→ Your goal
In the entries that follow, find the word "ochrony" and report each line it is on.
━━━ Information provided
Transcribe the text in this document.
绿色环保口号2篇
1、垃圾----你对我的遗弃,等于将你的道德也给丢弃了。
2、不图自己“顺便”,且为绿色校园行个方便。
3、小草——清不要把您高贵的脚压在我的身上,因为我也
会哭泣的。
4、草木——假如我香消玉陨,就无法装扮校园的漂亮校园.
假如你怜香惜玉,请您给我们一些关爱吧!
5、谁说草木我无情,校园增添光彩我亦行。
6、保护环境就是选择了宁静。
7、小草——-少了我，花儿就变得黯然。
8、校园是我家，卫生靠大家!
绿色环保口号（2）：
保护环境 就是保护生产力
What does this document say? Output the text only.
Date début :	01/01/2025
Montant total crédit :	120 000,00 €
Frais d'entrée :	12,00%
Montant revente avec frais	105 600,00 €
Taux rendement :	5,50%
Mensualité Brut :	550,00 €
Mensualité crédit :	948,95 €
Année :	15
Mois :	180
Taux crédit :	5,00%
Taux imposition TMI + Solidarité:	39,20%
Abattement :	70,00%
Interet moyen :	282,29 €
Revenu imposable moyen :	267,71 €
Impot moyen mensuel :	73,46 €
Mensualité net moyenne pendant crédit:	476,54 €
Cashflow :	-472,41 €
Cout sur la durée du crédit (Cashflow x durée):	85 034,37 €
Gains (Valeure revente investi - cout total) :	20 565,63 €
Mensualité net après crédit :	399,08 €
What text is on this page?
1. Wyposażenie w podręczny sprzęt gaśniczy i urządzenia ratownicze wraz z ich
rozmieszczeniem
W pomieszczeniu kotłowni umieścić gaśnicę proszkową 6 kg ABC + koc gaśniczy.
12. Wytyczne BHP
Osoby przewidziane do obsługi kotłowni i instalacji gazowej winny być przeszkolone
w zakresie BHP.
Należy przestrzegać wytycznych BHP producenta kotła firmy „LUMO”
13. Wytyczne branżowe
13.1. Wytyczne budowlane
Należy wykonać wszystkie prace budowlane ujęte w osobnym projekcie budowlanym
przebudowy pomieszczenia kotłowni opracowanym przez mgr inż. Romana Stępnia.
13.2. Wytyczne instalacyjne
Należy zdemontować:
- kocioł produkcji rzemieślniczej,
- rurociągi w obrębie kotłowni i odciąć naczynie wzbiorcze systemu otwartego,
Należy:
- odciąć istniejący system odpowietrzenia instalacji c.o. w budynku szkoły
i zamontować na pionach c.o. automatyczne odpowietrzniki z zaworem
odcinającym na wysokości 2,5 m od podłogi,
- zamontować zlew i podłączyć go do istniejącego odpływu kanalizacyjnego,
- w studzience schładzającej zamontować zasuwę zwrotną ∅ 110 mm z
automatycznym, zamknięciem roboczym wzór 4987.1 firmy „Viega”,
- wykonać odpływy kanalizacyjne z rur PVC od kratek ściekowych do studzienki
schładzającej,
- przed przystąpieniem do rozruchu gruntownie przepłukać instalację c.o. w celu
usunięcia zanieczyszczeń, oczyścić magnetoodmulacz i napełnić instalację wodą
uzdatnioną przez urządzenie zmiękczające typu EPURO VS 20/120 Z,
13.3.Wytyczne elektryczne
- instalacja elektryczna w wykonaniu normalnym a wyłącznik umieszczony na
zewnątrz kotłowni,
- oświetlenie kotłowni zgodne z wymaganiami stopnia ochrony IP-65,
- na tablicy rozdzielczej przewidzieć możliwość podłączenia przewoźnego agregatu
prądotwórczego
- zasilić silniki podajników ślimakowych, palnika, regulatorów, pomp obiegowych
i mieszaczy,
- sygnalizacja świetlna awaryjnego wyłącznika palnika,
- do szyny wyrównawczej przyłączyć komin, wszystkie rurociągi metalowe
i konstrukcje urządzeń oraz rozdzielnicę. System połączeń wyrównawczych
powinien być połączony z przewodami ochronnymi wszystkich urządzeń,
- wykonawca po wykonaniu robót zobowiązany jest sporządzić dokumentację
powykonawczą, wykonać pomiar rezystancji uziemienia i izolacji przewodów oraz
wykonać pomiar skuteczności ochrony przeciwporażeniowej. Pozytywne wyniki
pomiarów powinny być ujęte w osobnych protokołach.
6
━━━━━━
→ Completed task
- oświetlenie kotłowni zgodne z wymaganiami stopnia ochrony IP-65,
wykonać pomiar skuteczności ochrony przeciwporażeniowej. Pozytywne wyniki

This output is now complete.